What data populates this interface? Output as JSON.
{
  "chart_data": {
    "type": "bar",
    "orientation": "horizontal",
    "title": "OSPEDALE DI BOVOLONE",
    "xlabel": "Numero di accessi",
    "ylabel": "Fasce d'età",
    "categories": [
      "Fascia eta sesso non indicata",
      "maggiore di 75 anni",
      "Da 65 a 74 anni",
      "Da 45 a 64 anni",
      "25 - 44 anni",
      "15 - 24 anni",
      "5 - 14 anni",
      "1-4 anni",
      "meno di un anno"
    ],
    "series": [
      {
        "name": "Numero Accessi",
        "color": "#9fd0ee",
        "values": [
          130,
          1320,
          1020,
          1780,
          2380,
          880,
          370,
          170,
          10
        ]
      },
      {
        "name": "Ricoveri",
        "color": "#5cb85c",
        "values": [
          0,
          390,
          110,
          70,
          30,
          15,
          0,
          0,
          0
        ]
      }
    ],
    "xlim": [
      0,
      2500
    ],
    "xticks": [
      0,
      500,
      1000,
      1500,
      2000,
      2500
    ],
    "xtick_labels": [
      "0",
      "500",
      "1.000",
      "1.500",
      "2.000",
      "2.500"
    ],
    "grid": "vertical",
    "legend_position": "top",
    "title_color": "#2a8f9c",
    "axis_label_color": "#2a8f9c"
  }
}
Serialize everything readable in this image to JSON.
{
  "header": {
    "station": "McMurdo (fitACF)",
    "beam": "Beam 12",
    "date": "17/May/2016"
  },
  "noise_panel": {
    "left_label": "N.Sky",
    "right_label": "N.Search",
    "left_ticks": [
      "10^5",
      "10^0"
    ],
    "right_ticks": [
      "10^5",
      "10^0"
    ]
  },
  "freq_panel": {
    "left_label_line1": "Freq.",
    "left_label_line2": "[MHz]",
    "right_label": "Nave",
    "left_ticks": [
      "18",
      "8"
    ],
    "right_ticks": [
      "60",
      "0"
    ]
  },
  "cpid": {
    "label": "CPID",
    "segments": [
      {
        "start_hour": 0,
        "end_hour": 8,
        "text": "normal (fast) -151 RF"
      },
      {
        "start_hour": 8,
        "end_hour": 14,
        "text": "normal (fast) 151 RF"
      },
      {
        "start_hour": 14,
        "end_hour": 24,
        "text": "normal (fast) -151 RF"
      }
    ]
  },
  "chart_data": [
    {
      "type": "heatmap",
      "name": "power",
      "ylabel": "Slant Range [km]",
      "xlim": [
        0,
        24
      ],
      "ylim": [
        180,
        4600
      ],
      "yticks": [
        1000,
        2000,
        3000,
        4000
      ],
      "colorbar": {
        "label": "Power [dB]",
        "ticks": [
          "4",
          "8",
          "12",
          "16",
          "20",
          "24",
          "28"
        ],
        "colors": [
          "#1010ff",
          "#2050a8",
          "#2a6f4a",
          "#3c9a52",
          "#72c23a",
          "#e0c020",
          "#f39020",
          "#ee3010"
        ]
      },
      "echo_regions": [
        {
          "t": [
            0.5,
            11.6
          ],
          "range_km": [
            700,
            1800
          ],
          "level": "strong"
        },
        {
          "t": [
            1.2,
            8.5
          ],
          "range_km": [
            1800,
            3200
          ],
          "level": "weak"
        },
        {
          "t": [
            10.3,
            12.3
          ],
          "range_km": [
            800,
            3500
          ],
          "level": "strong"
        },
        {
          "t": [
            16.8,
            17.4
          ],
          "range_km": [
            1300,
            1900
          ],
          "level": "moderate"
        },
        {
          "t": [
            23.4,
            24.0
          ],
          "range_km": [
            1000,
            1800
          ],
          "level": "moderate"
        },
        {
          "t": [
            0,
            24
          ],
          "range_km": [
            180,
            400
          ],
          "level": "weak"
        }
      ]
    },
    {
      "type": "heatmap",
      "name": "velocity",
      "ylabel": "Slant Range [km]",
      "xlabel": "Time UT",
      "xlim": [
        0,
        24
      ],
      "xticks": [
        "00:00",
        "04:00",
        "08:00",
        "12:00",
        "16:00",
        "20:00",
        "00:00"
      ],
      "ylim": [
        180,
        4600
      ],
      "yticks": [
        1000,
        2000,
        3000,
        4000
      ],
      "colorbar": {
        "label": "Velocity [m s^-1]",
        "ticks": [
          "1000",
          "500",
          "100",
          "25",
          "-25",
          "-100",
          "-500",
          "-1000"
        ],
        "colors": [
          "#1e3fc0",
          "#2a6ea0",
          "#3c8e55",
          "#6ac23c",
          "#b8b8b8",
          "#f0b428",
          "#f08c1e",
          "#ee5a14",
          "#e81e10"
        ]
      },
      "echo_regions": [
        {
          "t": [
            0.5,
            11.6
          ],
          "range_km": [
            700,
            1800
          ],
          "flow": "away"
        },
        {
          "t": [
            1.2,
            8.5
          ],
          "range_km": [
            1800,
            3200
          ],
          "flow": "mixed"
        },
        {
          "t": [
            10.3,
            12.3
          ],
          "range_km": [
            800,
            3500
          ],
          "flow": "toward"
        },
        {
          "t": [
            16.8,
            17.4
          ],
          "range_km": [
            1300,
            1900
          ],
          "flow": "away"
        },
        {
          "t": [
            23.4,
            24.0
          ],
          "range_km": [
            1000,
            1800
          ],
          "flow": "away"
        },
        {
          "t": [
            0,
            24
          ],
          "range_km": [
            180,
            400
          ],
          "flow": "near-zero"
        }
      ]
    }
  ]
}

===============

(GIVEN EXERCISE) Pick out the lines containing the word "this" and show them.

(EXPECTED ANSWER)
What data populates this interface? Output as JSON.
Serialize everything readable in this image to JSON.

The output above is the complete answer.